■ Your assignment ■
Below are records to write out exactly; drop the pictures when you do.

#####

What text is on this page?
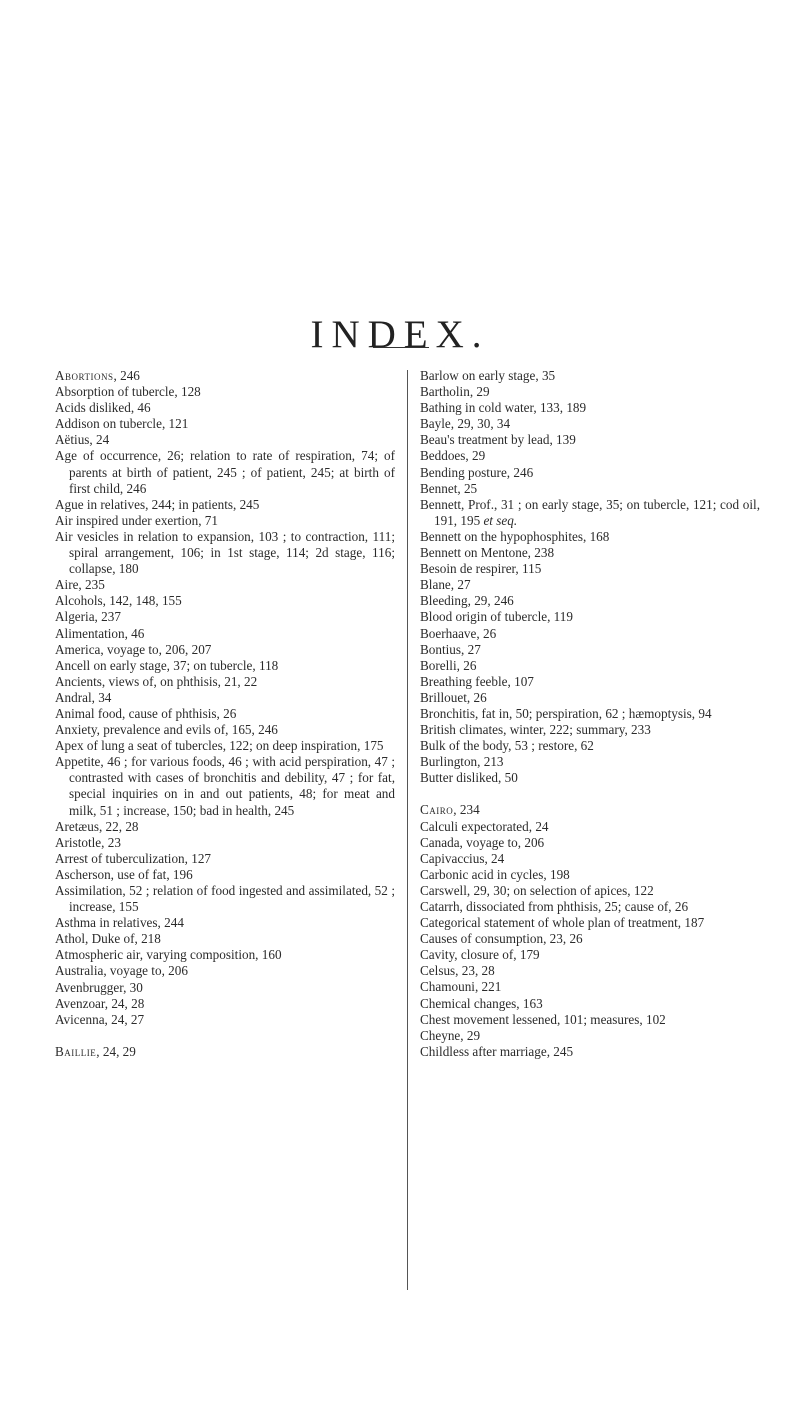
INDEX.
Abortions, 246
Absorption of tubercle, 128
Acids disliked, 46
Addison on tubercle, 121
Aëtius, 24
Age of occurrence, 26; relation to rate of respiration, 74; of parents at birth of patient, 245 ; of patient, 245; at birth of first child, 246
Ague in relatives, 244; in patients, 245
Air inspired under exertion, 71
Air vesicles in relation to expansion, 103 ; to contraction, 111; spiral arrangement, 106; in 1st stage, 114; 2d stage, 116; collapse, 180
Aire, 235
Alcohols, 142, 148, 155
Algeria, 237
Alimentation, 46
America, voyage to, 206, 207
Ancell on early stage, 37; on tubercle, 118
Ancients, views of, on phthisis, 21, 22
Andral, 34
Animal food, cause of phthisis, 26
Anxiety, prevalence and evils of, 165, 246
Apex of lung a seat of tubercles, 122; on deep inspiration, 175
Appetite, 46 ; for various foods, 46 ; with acid perspiration, 47 ; contrasted with cases of bronchitis and debility, 47 ; for fat, special inquiries on in and out patients, 48; for meat and milk, 51 ; increase, 150; bad in health, 245
Aretæus, 22, 28
Aristotle, 23
Arrest of tuberculization, 127
Ascherson, use of fat, 196
Assimilation, 52 ; relation of food ingested and assimilated, 52 ; increase, 155
Asthma in relatives, 244
Athol, Duke of, 218
Atmospheric air, varying composition, 160
Australia, voyage to, 206
Avenbrugger, 30
Avenzoar, 24, 28
Avicenna, 24, 27
Baillie, 24, 29
Barlow on early stage, 35
Bartholin, 29
Bathing in cold water, 133, 189
Bayle, 29, 30, 34
Beau's treatment by lead, 139
Beddoes, 29
Bending posture, 246
Bennet, 25
Bennett, Prof., 31 ; on early stage, 35; on tubercle, 121; cod oil, 191, 195 et seq.
Bennett on the hypophosphites, 168
Bennett on Mentone, 238
Besoin de respirer, 115
Blane, 27
Bleeding, 29, 246
Blood origin of tubercle, 119
Boerhaave, 26
Bontius, 27
Borelli, 26
Breathing feeble, 107
Brillouet, 26
Bronchitis, fat in, 50; perspiration, 62 ; hæmoptysis, 94
British climates, winter, 222; summary, 233
Bulk of the body, 53 ; restore, 62
Burlington, 213
Butter disliked, 50
Cairo, 234
Calculi expectorated, 24
Canada, voyage to, 206
Capivaccius, 24
Carbonic acid in cycles, 198
Carswell, 29, 30; on selection of apices, 122
Catarrh, dissociated from phthisis, 25; cause of, 26
Categorical statement of whole plan of treatment, 187
Causes of consumption, 23, 26
Cavity, closure of, 179
Celsus, 23, 28
Chamouni, 221
Chemical changes, 163
Chest movement lessened, 101; measures, 102
Cheyne, 29
Childless after marriage, 245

#####

■ Answer to this task ■
What text is on this page?
INDEX.
Abortions, 246
Absorption of tubercle, 128
Acids disliked, 46
Addison on tubercle, 121
Aëtius, 24
Age of occurrence, 26; relation to rate of respiration, 74; of parents at birth of patient, 245 ; of patient, 245; at birth of first child, 246
Ague in relatives, 244; in patients, 245
Air inspired under exertion, 71
Air vesicles in relation to expansion, 103 ; to contraction, 111; spiral arrangement, 106; in 1st stage, 114; 2d stage, 116; collapse, 180
Aire, 235
Alcohols, 142, 148, 155
Algeria, 237
Alimentation, 46
America, voyage to, 206, 207
Ancell on early stage, 37; on tubercle, 118
Ancients, views of, on phthisis, 21, 22
Andral, 34
Animal food, cause of phthisis, 26
Anxiety, prevalence and evils of, 165, 246
Apex of lung a seat of tubercles, 122; on deep inspiration, 175
Appetite, 46 ; for various foods, 46 ; with acid perspiration, 47 ; contrasted with cases of bronchitis and debility, 47 ; for fat, special inquiries on in and out patients, 48; for meat and milk, 51 ; increase, 150; bad in health, 245
Aretæus, 22, 28
Aristotle, 23
Arrest of tuberculization, 127
Ascherson, use of fat, 196
Assimilation, 52 ; relation of food ingested and assimilated, 52 ; increase, 155
Asthma in relatives, 244
Athol, Duke of, 218
Atmospheric air, varying composition, 160
Australia, voyage to, 206
Avenbrugger, 30
Avenzoar, 24, 28
Avicenna, 24, 27
Baillie, 24, 29
Barlow on early stage, 35
Bartholin, 29
Bathing in cold water, 133, 189
Bayle, 29, 30, 34
Beau's treatment by lead, 139
Beddoes, 29
Bending posture, 246
Bennet, 25
Bennett, Prof., 31 ; on early stage, 35; on tubercle, 121; cod oil, 191, 195 et seq.
Bennett on the hypophosphites, 168
Bennett on Mentone, 238
Besoin de respirer, 115
Blane, 27
Bleeding, 29, 246
Blood origin of tubercle, 119
Boerhaave, 26
Bontius, 27
Borelli, 26
Breathing feeble, 107
Brillouet, 26
Bronchitis, fat in, 50; perspiration, 62 ; hæmoptysis, 94
British climates, winter, 222; summary, 233
Bulk of the body, 53 ; restore, 62
Burlington, 213
Butter disliked, 50
Cairo, 234
Calculi expectorated, 24
Canada, voyage to, 206
Capivaccius, 24
Carbonic acid in cycles, 198
Carswell, 29, 30; on selection of apices, 122
Catarrh, dissociated from phthisis, 25; cause of, 26
Categorical statement of whole plan of treatment, 187
Causes of consumption, 23, 26
Cavity, closure of, 179
Celsus, 23, 28
Chamouni, 221
Chemical changes, 163
Chest movement lessened, 101; measures, 102
Cheyne, 29
Childless after marriage, 245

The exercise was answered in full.